▶ AVAILABLE RECORDS
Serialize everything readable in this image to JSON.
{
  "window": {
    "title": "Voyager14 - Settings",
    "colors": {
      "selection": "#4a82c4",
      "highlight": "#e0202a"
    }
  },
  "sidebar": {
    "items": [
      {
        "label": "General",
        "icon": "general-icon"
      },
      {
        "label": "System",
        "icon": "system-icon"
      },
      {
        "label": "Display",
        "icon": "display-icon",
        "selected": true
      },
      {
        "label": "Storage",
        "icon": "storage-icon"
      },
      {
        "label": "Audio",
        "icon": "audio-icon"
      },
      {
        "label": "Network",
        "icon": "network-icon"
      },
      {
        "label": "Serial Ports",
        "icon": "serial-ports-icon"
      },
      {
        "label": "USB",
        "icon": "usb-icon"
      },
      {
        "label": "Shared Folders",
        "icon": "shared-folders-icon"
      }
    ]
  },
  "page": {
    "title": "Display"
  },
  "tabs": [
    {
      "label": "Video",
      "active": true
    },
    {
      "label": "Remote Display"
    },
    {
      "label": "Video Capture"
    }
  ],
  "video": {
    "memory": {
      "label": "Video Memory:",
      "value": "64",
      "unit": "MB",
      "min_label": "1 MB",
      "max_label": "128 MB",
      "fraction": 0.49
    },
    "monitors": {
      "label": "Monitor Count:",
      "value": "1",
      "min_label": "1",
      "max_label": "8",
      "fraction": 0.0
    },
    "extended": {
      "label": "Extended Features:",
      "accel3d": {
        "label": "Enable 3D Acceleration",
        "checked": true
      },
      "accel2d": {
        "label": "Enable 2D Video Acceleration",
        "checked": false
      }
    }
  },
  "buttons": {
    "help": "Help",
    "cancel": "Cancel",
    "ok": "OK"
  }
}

▶ WHAT TO PRODUCE
Copy each record from above exactly, and include every line.

▶ THE ANSWER
Serialize everything readable in this image to JSON.
{
  "window": {
    "title": "Voyager14 - Settings",
    "colors": {
      "selection": "#4a82c4",
      "highlight": "#e0202a"
    }
  },
  "sidebar": {
    "items": [
      {
        "label": "General",
        "icon": "general-icon"
      },
      {
        "label": "System",
        "icon": "system-icon"
      },
      {
        "label": "Display",
        "icon": "display-icon",
        "selected": true
      },
      {
        "label": "Storage",
        "icon": "storage-icon"
      },
      {
        "label": "Audio",
        "icon": "audio-icon"
      },
      {
        "label": "Network",
        "icon": "network-icon"
      },
      {
        "label": "Serial Ports",
        "icon": "serial-ports-icon"
      },
      {
        "label": "USB",
        "icon": "usb-icon"
      },
      {
        "label": "Shared Folders",
        "icon": "shared-folders-icon"
      }
    ]
  },
  "page": {
    "title": "Display"
  },
  "tabs": [
    {
      "label": "Video",
      "active": true
    },
    {
      "label": "Remote Display"
    },
    {
      "label": "Video Capture"
    }
  ],
  "video": {
    "memory": {
      "label": "Video Memory:",
      "value": "64",
      "unit": "MB",
      "min_label": "1 MB",
      "max_label": "128 MB",
      "fraction": 0.49
    },
    "monitors": {
      "label": "Monitor Count:",
      "value": "1",
      "min_label": "1",
      "max_label": "8",
      "fraction": 0.0
    },
    "extended": {
      "label": "Extended Features:",
      "accel3d": {
        "label": "Enable 3D Acceleration",
        "checked": true
      },
      "accel2d": {
        "label": "Enable 2D Video Acceleration",
        "checked": false
      }
    }
  },
  "buttons": {
    "help": "Help",
    "cancel": "Cancel",
    "ok": "OK"
  }
}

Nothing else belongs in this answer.